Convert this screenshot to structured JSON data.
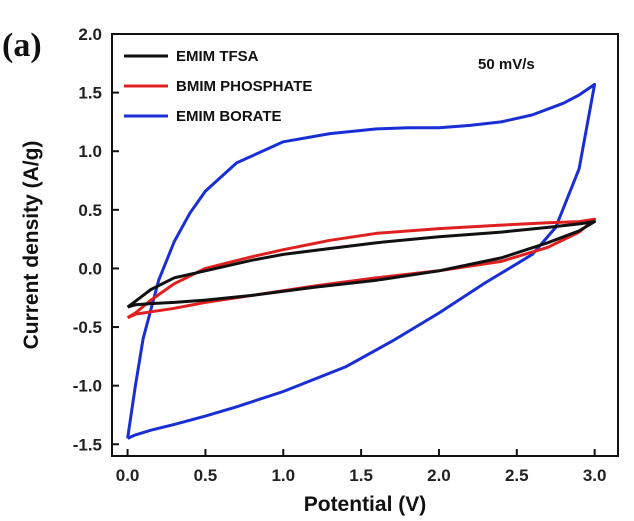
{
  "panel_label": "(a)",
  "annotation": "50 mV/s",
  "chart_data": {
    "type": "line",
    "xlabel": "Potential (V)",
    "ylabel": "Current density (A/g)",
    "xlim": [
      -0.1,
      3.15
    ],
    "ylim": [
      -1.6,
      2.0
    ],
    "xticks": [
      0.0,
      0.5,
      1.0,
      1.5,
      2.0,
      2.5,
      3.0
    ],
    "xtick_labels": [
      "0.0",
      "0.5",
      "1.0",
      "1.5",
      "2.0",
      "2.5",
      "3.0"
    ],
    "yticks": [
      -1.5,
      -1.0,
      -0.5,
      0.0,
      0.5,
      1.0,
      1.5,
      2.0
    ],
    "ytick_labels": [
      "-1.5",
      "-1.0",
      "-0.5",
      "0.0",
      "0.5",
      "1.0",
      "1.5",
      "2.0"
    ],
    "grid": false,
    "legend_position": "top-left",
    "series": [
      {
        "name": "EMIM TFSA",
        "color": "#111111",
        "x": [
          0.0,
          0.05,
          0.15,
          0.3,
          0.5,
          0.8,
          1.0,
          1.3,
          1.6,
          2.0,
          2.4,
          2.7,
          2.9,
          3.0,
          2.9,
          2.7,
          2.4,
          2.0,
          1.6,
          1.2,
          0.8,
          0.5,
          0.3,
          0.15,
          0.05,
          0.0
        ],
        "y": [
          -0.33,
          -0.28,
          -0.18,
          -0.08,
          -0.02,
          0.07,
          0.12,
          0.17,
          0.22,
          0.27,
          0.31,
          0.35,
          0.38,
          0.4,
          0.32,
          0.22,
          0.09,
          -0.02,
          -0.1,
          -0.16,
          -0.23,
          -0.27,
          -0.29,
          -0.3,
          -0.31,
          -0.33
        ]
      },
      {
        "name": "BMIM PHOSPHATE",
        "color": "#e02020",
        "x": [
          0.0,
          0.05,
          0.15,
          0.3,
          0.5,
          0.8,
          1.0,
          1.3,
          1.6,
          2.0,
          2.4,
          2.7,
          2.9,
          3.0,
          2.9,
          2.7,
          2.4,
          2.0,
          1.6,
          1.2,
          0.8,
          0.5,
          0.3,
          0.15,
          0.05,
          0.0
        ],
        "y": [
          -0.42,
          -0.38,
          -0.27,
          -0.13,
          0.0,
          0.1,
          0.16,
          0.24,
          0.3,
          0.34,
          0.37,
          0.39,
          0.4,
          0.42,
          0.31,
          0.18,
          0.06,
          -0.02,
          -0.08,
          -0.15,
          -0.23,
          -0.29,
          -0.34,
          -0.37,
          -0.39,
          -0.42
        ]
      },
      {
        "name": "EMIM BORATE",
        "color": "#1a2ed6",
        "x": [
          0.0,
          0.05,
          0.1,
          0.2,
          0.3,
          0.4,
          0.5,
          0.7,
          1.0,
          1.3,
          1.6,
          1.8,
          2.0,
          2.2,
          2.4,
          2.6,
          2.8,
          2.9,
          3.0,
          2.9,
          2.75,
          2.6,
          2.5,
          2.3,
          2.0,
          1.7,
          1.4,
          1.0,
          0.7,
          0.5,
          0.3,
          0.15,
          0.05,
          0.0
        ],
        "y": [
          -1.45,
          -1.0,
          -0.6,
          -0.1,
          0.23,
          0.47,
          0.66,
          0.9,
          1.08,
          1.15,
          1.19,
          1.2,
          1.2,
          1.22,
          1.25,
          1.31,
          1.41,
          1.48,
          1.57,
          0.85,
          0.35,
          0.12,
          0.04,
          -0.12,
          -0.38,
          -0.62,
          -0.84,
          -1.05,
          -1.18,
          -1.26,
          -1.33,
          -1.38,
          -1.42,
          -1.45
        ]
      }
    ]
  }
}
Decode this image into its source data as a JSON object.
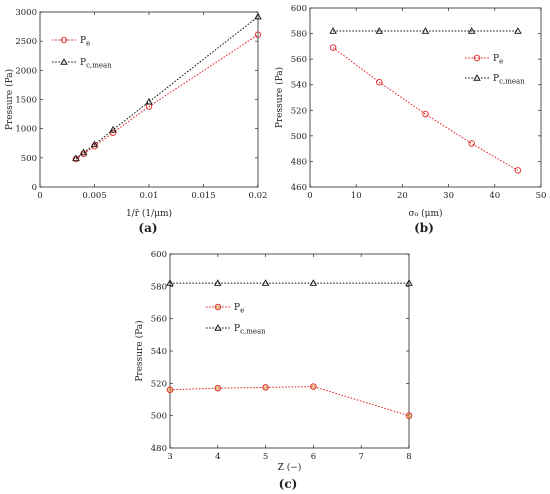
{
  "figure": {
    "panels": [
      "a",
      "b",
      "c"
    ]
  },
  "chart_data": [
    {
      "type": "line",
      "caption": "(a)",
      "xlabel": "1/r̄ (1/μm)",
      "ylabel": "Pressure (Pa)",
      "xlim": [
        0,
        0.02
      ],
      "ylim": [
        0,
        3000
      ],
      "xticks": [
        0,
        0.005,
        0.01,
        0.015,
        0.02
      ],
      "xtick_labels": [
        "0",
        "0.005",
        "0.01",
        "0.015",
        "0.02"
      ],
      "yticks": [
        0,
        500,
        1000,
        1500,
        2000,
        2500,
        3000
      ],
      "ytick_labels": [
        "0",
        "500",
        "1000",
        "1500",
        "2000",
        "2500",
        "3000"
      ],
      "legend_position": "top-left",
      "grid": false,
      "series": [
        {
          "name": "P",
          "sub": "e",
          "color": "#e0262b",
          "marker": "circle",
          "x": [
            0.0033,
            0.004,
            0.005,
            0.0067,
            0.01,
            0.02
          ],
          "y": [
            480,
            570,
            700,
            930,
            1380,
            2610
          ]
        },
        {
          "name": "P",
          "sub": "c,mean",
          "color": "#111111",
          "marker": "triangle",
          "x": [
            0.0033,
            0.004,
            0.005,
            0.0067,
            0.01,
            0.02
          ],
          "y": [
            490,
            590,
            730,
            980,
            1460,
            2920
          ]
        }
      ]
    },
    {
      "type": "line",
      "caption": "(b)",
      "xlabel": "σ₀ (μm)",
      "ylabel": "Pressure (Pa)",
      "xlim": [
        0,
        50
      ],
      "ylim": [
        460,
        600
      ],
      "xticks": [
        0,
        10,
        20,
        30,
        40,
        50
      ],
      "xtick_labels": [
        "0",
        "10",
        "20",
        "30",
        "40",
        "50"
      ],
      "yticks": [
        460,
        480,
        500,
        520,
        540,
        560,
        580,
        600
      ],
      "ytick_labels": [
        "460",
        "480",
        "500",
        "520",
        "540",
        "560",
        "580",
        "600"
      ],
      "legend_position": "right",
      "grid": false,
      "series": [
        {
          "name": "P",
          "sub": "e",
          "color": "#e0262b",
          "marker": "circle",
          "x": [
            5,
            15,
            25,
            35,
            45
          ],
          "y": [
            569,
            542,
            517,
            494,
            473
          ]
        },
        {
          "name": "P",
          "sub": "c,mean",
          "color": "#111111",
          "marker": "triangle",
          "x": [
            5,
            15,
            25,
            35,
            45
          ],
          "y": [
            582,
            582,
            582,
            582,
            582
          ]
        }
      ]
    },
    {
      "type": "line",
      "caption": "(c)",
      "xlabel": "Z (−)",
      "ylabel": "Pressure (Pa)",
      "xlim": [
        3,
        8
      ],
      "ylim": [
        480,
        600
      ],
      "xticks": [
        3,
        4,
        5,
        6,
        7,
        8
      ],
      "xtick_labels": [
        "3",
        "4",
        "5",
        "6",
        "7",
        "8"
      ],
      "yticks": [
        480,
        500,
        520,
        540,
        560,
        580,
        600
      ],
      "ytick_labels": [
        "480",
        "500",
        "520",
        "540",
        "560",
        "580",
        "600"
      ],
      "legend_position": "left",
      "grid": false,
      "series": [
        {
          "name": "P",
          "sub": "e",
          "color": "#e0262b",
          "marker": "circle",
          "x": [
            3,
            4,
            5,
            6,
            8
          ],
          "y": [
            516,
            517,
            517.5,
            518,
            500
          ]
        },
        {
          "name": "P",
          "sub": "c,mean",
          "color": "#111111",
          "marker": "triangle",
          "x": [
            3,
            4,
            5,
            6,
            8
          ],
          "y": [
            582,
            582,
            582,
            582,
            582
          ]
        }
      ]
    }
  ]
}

........

§ **WHAT THIS TASK INVOLVES**:
Each line of the material must be retyped exactly, except that images are omitted.

§ **EXERCISE RESULT**:
Convert this screenshot to structured JSON data.
{
  "panel_label": "(a)",
  "annotation": "50 mV/s",
  "chart_data": {
    "type": "line",
    "xlabel": "Potential (V)",
    "ylabel": "Current density (A/g)",
    "xlim": [
      -0.1,
      3.15
    ],
    "ylim": [
      -1.6,
      2.0
    ],
    "xticks": [
      0.0,
      0.5,
      1.0,
      1.5,
      2.0,
      2.5,
      3.0
    ],
    "xtick_labels": [
      "0.0",
      "0.5",
      "1.0",
      "1.5",
      "2.0",
      "2.5",
      "3.0"
    ],
    "yticks": [
      -1.5,
      -1.0,
      -0.5,
      0.0,
      0.5,
      1.0,
      1.5,
      2.0
    ],
    "ytick_labels": [
      "-1.5",
      "-1.0",
      "-0.5",
      "0.0",
      "0.5",
      "1.0",
      "1.5",
      "2.0"
    ],
    "grid": false,
    "legend_position": "top-left",
    "series": [
      {
        "name": "EMIM TFSA",
        "color": "#111111",
        "x": [
          0.0,
          0.05,
          0.15,
          0.3,
          0.5,
          0.8,
          1.0,
          1.3,
          1.6,
          2.0,
          2.4,
          2.7,
          2.9,
          3.0,
          2.9,
          2.7,
          2.4,
          2.0,
          1.6,
          1.2,
          0.8,
          0.5,
          0.3,
          0.15,
          0.05,
          0.0
        ],
        "y": [
          -0.33,
          -0.28,
          -0.18,
          -0.08,
          -0.02,
          0.07,
          0.12,
          0.17,
          0.22,
          0.27,
          0.31,
          0.35,
          0.38,
          0.4,
          0.32,
          0.22,
          0.09,
          -0.02,
          -0.1,
          -0.16,
          -0.23,
          -0.27,
          -0.29,
          -0.3,
          -0.31,
          -0.33
        ]
      },
      {
        "name": "BMIM PHOSPHATE",
        "color": "#e02020",
        "x": [
          0.0,
          0.05,
          0.15,
          0.3,
          0.5,
          0.8,
          1.0,
          1.3,
          1.6,
          2.0,
          2.4,
          2.7,
          2.9,
          3.0,
          2.9,
          2.7,
          2.4,
          2.0,
          1.6,
          1.2,
          0.8,
          0.5,
          0.3,
          0.15,
          0.05,
          0.0
        ],
        "y": [
          -0.42,
          -0.38,
          -0.27,
          -0.13,
          0.0,
          0.1,
          0.16,
          0.24,
          0.3,
          0.34,
          0.37,
          0.39,
          0.4,
          0.42,
          0.31,
          0.18,
          0.06,
          -0.02,
          -0.08,
          -0.15,
          -0.23,
          -0.29,
          -0.34,
          -0.37,
          -0.39,
          -0.42
        ]
      },
      {
        "name": "EMIM BORATE",
        "color": "#1a2ed6",
        "x": [
          0.0,
          0.05,
          0.1,
          0.2,
          0.3,
          0.4,
          0.5,
          0.7,
          1.0,
          1.3,
          1.6,
          1.8,
          2.0,
          2.2,
          2.4,
          2.6,
          2.8,
          2.9,
          3.0,
          2.9,
          2.75,
          2.6,
          2.5,
          2.3,
          2.0,
          1.7,
          1.4,
          1.0,
          0.7,
          0.5,
          0.3,
          0.15,
          0.05,
          0.0
        ],
        "y": [
          -1.45,
          -1.0,
          -0.6,
          -0.1,
          0.23,
          0.47,
          0.66,
          0.9,
          1.08,
          1.15,
          1.19,
          1.2,
          1.2,
          1.22,
          1.25,
          1.31,
          1.41,
          1.48,
          1.57,
          0.85,
          0.35,
          0.12,
          0.04,
          -0.12,
          -0.38,
          -0.62,
          -0.84,
          -1.05,
          -1.18,
          -1.26,
          -1.33,
          -1.38,
          -1.42,
          -1.45
        ]
      }
    ]
  }
}
Decode this image into its source data as a JSON object.
{
  "figure": {
    "panels": [
      "a",
      "b",
      "c"
    ]
  },
  "chart_data": [
    {
      "type": "line",
      "caption": "(a)",
      "xlabel": "1/r̄ (1/μm)",
      "ylabel": "Pressure (Pa)",
      "xlim": [
        0,
        0.02
      ],
      "ylim": [
        0,
        3000
      ],
      "xticks": [
        0,
        0.005,
        0.01,
        0.015,
        0.02
      ],
      "xtick_labels": [
        "0",
        "0.005",
        "0.01",
        "0.015",
        "0.02"
      ],
      "yticks": [
        0,
        500,
        1000,
        1500,
        2000,
        2500,
        3000
      ],
      "ytick_labels": [
        "0",
        "500",
        "1000",
        "1500",
        "2000",
        "2500",
        "3000"
      ],
      "legend_position": "top-left",
      "grid": false,
      "series": [
        {
          "name": "P",
          "sub": "e",
          "color": "#e0262b",
          "marker": "circle",
          "x": [
            0.0033,
            0.004,
            0.005,
            0.0067,
            0.01,
            0.02
          ],
          "y": [
            480,
            570,
            700,
            930,
            1380,
            2610
          ]
        },
        {
          "name": "P",
          "sub": "c,mean",
          "color": "#111111",
          "marker": "triangle",
          "x": [
            0.0033,
            0.004,
            0.005,
            0.0067,
            0.01,
            0.02
          ],
          "y": [
            490,
            590,
            730,
            980,
            1460,
            2920
          ]
        }
      ]
    },
    {
      "type": "line",
      "caption": "(b)",
      "xlabel": "σ₀ (μm)",
      "ylabel": "Pressure (Pa)",
      "xlim": [
        0,
        50
      ],
      "ylim": [
        460,
        600
      ],
      "xticks": [
        0,
        10,
        20,
        30,
        40,
        50
      ],
      "xtick_labels": [
        "0",
        "10",
        "20",
        "30",
        "40",
        "50"
      ],
      "yticks": [
        460,
        480,
        500,
        520,
        540,
        560,
        580,
        600
      ],
      "ytick_labels": [
        "460",
        "480",
        "500",
        "520",
        "540",
        "560",
        "580",
        "600"
      ],
      "legend_position": "right",
      "grid": false,
      "series": [
        {
          "name": "P",
          "sub": "e",
          "color": "#e0262b",
          "marker": "circle",
          "x": [
            5,
            15,
            25,
            35,
            45
          ],
          "y": [
            569,
            542,
            517,
            494,
            473
          ]
        },
        {
          "name": "P",
          "sub": "c,mean",
          "color": "#111111",
          "marker": "triangle",
          "x": [
            5,
            15,
            25,
            35,
            45
          ],
          "y": [
            582,
            582,
            582,
            582,
            582
          ]
        }
      ]
    },
    {
      "type": "line",
      "caption": "(c)",
      "xlabel": "Z (−)",
      "ylabel": "Pressure (Pa)",
      "xlim": [
        3,
        8
      ],
      "ylim": [
        480,
        600
      ],
      "xticks": [
        3,
        4,
        5,
        6,
        7,
        8
      ],
      "xtick_labels": [
        "3",
        "4",
        "5",
        "6",
        "7",
        "8"
      ],
      "yticks": [
        480,
        500,
        520,
        540,
        560,
        580,
        600
      ],
      "ytick_labels": [
        "480",
        "500",
        "520",
        "540",
        "560",
        "580",
        "600"
      ],
      "legend_position": "left",
      "grid": false,
      "series": [
        {
          "name": "P",
          "sub": "e",
          "color": "#e0262b",
          "marker": "circle",
          "x": [
            3,
            4,
            5,
            6,
            8
          ],
          "y": [
            516,
            517,
            517.5,
            518,
            500
          ]
        },
        {
          "name": "P",
          "sub": "c,mean",
          "color": "#111111",
          "marker": "triangle",
          "x": [
            3,
            4,
            5,
            6,
            8
          ],
          "y": [
            582,
            582,
            582,
            582,
            582
          ]
        }
      ]
    }
  ]
}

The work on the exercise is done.